* _How to complete this task_
Each line of the listing that includes the string "xarakteristikasi" is to be identified and copied.

* _Input for this task_

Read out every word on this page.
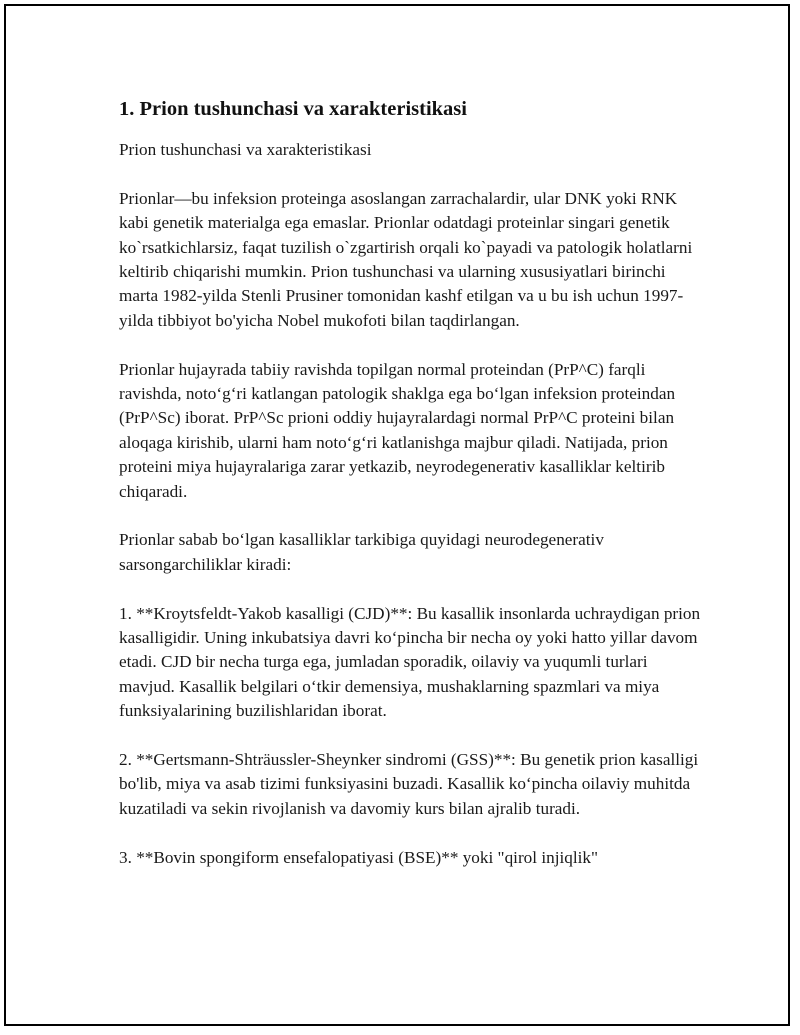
1. Prion tushunchasi va xarakteristikasi

Prion tushunchasi va xarakteristikasi

Prionlar—bu infeksion proteinga asoslangan zarrachalardir, ular DNK yoki RNK kabi genetik materialga ega emaslar. Prionlar odatdagi proteinlar singari genetik ko`rsatkichlarsiz, faqat tuzilish o`zgartirish orqali ko`payadi va patologik holatlarni keltirib chiqarishi mumkin. Prion tushunchasi va ularning xususiyatlari birinchi marta 1982-yilda Stenli Prusiner tomonidan kashf etilgan va u bu ish uchun 1997-yilda tibbiyot bo'yicha Nobel mukofoti bilan taqdirlangan.

Prionlar hujayrada tabiiy ravishda topilgan normal proteindan (PrP^C) farqli ravishda, noto‘g‘ri katlangan patologik shaklga ega bo‘lgan infeksion proteindan (PrP^Sc) iborat. PrP^Sc prioni oddiy hujayralardagi normal PrP^C proteini bilan aloqaga kirishib, ularni ham noto‘g‘ri katlanishga majbur qiladi. Natijada, prion proteini miya hujayralariga zarar yetkazib, neyrodegenerativ kasalliklar keltirib chiqaradi.

Prionlar sabab bo‘lgan kasalliklar tarkibiga quyidagi neurodegenerativ sarsongarchiliklar kiradi:

1. **Kroytsfeldt-Yakob kasalligi (CJD)**: Bu kasallik insonlarda uchraydigan prion kasalligidir. Uning inkubatsiya davri ko‘pincha bir necha oy yoki hatto yillar davom etadi. CJD bir necha turga ega, jumladan sporadik, oilaviy va yuqumli turlari mavjud. Kasallik belgilari o‘tkir demensiya, mushaklarning spazmlari va miya funksiyalarining buzilishlaridan iborat.

2. **Gertsmann-Shträussler-Sheynker sindromi (GSS)**: Bu genetik prion kasalligi bo'lib, miya va asab tizimi funksiyasini buzadi. Kasallik ko‘pincha oilaviy muhitda kuzatiladi va sekin rivojlanish va davomiy kurs bilan ajralib turadi.

3. **Bovin spongiform ensefalopatiyasi (BSE)** yoki "qirol injiqlik"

* _Response_
1. Prion tushunchasi va xarakteristikasi
Prion tushunchasi va xarakteristikasi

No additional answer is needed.